(Rows from a dataset)
start

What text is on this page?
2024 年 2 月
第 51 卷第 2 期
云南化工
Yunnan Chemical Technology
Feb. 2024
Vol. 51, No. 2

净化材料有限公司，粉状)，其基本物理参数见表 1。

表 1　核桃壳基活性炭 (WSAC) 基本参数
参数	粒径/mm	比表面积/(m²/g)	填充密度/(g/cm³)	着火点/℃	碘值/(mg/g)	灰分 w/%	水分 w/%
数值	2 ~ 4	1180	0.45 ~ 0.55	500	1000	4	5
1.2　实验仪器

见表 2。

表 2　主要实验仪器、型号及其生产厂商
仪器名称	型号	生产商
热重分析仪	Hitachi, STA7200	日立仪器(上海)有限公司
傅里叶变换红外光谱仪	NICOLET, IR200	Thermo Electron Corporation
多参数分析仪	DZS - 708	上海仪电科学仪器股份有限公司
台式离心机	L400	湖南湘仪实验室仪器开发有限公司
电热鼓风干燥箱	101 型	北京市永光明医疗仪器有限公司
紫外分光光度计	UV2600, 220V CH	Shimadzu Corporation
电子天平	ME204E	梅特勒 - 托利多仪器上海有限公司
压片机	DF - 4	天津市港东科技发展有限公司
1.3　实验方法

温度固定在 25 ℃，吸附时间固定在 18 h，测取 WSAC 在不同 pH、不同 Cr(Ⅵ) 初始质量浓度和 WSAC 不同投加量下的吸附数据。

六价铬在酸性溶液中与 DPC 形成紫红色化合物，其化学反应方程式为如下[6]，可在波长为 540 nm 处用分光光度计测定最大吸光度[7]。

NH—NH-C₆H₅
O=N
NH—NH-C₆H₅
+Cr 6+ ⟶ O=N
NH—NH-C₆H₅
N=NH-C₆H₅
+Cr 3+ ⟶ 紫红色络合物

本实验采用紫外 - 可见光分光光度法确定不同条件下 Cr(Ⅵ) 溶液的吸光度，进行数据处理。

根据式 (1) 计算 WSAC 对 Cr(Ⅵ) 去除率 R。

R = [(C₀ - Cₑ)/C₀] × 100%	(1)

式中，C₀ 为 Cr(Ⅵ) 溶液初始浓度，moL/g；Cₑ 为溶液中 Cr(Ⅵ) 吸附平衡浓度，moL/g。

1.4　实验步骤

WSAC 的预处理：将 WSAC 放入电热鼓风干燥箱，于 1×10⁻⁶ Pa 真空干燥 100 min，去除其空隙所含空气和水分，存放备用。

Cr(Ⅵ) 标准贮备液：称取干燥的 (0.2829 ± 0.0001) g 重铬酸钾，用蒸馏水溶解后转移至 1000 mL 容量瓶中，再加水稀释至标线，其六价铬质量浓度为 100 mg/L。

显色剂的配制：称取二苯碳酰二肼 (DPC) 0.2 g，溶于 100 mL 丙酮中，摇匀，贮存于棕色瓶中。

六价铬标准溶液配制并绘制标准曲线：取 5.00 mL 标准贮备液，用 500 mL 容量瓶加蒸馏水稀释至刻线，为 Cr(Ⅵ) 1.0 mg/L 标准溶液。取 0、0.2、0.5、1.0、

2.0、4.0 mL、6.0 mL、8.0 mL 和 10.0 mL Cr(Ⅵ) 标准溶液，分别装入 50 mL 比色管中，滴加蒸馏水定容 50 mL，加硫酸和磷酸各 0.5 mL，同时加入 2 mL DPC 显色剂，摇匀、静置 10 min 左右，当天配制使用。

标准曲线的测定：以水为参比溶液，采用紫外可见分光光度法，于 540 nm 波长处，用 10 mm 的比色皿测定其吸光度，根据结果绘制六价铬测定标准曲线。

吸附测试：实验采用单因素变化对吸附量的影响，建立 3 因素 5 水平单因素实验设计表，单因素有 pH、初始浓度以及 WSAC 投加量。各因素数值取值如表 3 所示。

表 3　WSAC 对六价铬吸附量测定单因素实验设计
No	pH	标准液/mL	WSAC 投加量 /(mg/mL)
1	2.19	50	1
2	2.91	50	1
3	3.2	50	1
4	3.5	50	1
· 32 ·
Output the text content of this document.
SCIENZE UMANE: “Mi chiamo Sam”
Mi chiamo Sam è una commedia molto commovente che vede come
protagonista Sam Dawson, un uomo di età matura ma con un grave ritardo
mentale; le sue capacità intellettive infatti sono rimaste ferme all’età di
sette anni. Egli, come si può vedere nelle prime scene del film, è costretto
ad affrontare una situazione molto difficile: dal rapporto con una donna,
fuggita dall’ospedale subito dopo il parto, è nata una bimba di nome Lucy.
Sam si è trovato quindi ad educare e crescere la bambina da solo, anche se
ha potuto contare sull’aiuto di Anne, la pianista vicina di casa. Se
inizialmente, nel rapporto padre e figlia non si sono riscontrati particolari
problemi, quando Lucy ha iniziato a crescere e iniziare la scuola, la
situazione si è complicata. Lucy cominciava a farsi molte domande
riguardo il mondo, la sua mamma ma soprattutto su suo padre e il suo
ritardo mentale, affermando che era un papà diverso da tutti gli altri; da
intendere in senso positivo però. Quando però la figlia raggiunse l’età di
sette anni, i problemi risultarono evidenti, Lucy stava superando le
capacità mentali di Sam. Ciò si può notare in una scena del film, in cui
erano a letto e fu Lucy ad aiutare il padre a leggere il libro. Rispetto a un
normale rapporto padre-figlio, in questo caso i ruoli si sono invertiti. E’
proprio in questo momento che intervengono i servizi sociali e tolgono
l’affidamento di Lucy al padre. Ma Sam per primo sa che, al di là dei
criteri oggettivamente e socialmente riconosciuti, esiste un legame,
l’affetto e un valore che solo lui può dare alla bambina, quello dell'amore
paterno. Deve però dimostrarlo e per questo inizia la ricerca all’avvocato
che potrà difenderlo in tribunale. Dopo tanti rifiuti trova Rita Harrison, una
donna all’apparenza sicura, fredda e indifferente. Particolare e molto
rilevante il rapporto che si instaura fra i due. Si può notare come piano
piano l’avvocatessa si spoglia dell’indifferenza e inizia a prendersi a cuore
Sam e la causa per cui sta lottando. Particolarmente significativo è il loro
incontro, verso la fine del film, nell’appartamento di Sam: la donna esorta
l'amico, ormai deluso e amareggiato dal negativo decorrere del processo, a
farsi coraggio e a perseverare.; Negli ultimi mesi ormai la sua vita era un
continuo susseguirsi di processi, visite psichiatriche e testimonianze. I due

end

WHAT YOU WILL DO –
Copy out the whole listing exactly; please set it all down.

CORRECT RESULT –
What text is on this page?
2024 年 2 月
第 51 卷第 2 期
云南化工
Yunnan Chemical Technology
Feb. 2024
Vol. 51, No. 2

净化材料有限公司，粉状)，其基本物理参数见表 1。

表 1　核桃壳基活性炭 (WSAC) 基本参数
参数	粒径/mm	比表面积/(m²/g)	填充密度/(g/cm³)	着火点/℃	碘值/(mg/g)	灰分 w/%	水分 w/%
数值	2 ~ 4	1180	0.45 ~ 0.55	500	1000	4	5
1.2　实验仪器

见表 2。

表 2　主要实验仪器、型号及其生产厂商
仪器名称	型号	生产商
热重分析仪	Hitachi, STA7200	日立仪器(上海)有限公司
傅里叶变换红外光谱仪	NICOLET, IR200	Thermo Electron Corporation
多参数分析仪	DZS - 708	上海仪电科学仪器股份有限公司
台式离心机	L400	湖南湘仪实验室仪器开发有限公司
电热鼓风干燥箱	101 型	北京市永光明医疗仪器有限公司
紫外分光光度计	UV2600, 220V CH	Shimadzu Corporation
电子天平	ME204E	梅特勒 - 托利多仪器上海有限公司
压片机	DF - 4	天津市港东科技发展有限公司
1.3　实验方法

温度固定在 25 ℃，吸附时间固定在 18 h，测取 WSAC 在不同 pH、不同 Cr(Ⅵ) 初始质量浓度和 WSAC 不同投加量下的吸附数据。

六价铬在酸性溶液中与 DPC 形成紫红色化合物，其化学反应方程式为如下[6]，可在波长为 540 nm 处用分光光度计测定最大吸光度[7]。

NH—NH-C₆H₅
O=N
NH—NH-C₆H₅
+Cr 6+ ⟶ O=N
NH—NH-C₆H₅
N=NH-C₆H₅
+Cr 3+ ⟶ 紫红色络合物

本实验采用紫外 - 可见光分光光度法确定不同条件下 Cr(Ⅵ) 溶液的吸光度，进行数据处理。

根据式 (1) 计算 WSAC 对 Cr(Ⅵ) 去除率 R。

R = [(C₀ - Cₑ)/C₀] × 100%	(1)

式中，C₀ 为 Cr(Ⅵ) 溶液初始浓度，moL/g；Cₑ 为溶液中 Cr(Ⅵ) 吸附平衡浓度，moL/g。

1.4　实验步骤

WSAC 的预处理：将 WSAC 放入电热鼓风干燥箱，于 1×10⁻⁶ Pa 真空干燥 100 min，去除其空隙所含空气和水分，存放备用。

Cr(Ⅵ) 标准贮备液：称取干燥的 (0.2829 ± 0.0001) g 重铬酸钾，用蒸馏水溶解后转移至 1000 mL 容量瓶中，再加水稀释至标线，其六价铬质量浓度为 100 mg/L。

显色剂的配制：称取二苯碳酰二肼 (DPC) 0.2 g，溶于 100 mL 丙酮中，摇匀，贮存于棕色瓶中。

六价铬标准溶液配制并绘制标准曲线：取 5.00 mL 标准贮备液，用 500 mL 容量瓶加蒸馏水稀释至刻线，为 Cr(Ⅵ) 1.0 mg/L 标准溶液。取 0、0.2、0.5、1.0、

2.0、4.0 mL、6.0 mL、8.0 mL 和 10.0 mL Cr(Ⅵ) 标准溶液，分别装入 50 mL 比色管中，滴加蒸馏水定容 50 mL，加硫酸和磷酸各 0.5 mL，同时加入 2 mL DPC 显色剂，摇匀、静置 10 min 左右，当天配制使用。

标准曲线的测定：以水为参比溶液，采用紫外可见分光光度法，于 540 nm 波长处，用 10 mm 的比色皿测定其吸光度，根据结果绘制六价铬测定标准曲线。

吸附测试：实验采用单因素变化对吸附量的影响，建立 3 因素 5 水平单因素实验设计表，单因素有 pH、初始浓度以及 WSAC 投加量。各因素数值取值如表 3 所示。

表 3　WSAC 对六价铬吸附量测定单因素实验设计
No	pH	标准液/mL	WSAC 投加量 /(mg/mL)
1	2.19	50	1
2	2.91	50	1
3	3.2	50	1
4	3.5	50	1
· 32 ·
Output the text content of this document.
SCIENZE UMANE: “Mi chiamo Sam”
Mi chiamo Sam è una commedia molto commovente che vede come
protagonista Sam Dawson, un uomo di età matura ma con un grave ritardo
mentale; le sue capacità intellettive infatti sono rimaste ferme all’età di
sette anni. Egli, come si può vedere nelle prime scene del film, è costretto
ad affrontare una situazione molto difficile: dal rapporto con una donna,
fuggita dall’ospedale subito dopo il parto, è nata una bimba di nome Lucy.
Sam si è trovato quindi ad educare e crescere la bambina da solo, anche se
ha potuto contare sull’aiuto di Anne, la pianista vicina di casa. Se
inizialmente, nel rapporto padre e figlia non si sono riscontrati particolari
problemi, quando Lucy ha iniziato a crescere e iniziare la scuola, la
situazione si è complicata. Lucy cominciava a farsi molte domande
riguardo il mondo, la sua mamma ma soprattutto su suo padre e il suo
ritardo mentale, affermando che era un papà diverso da tutti gli altri; da
intendere in senso positivo però. Quando però la figlia raggiunse l’età di
sette anni, i problemi risultarono evidenti, Lucy stava superando le
capacità mentali di Sam. Ciò si può notare in una scena del film, in cui
erano a letto e fu Lucy ad aiutare il padre a leggere il libro. Rispetto a un
normale rapporto padre-figlio, in questo caso i ruoli si sono invertiti. E’
proprio in questo momento che intervengono i servizi sociali e tolgono
l’affidamento di Lucy al padre. Ma Sam per primo sa che, al di là dei
criteri oggettivamente e socialmente riconosciuti, esiste un legame,
l’affetto e un valore che solo lui può dare alla bambina, quello dell'amore
paterno. Deve però dimostrarlo e per questo inizia la ricerca all’avvocato
che potrà difenderlo in tribunale. Dopo tanti rifiuti trova Rita Harrison, una
donna all’apparenza sicura, fredda e indifferente. Particolare e molto
rilevante il rapporto che si instaura fra i due. Si può notare come piano
piano l’avvocatessa si spoglia dell’indifferenza e inizia a prendersi a cuore
Sam e la causa per cui sta lottando. Particolarmente significativo è il loro
incontro, verso la fine del film, nell’appartamento di Sam: la donna esorta
l'amico, ormai deluso e amareggiato dal negativo decorrere del processo, a
farsi coraggio e a perseverare.; Negli ultimi mesi ormai la sua vita era un
continuo susseguirsi di processi, visite psichiatriche e testimonianze. I due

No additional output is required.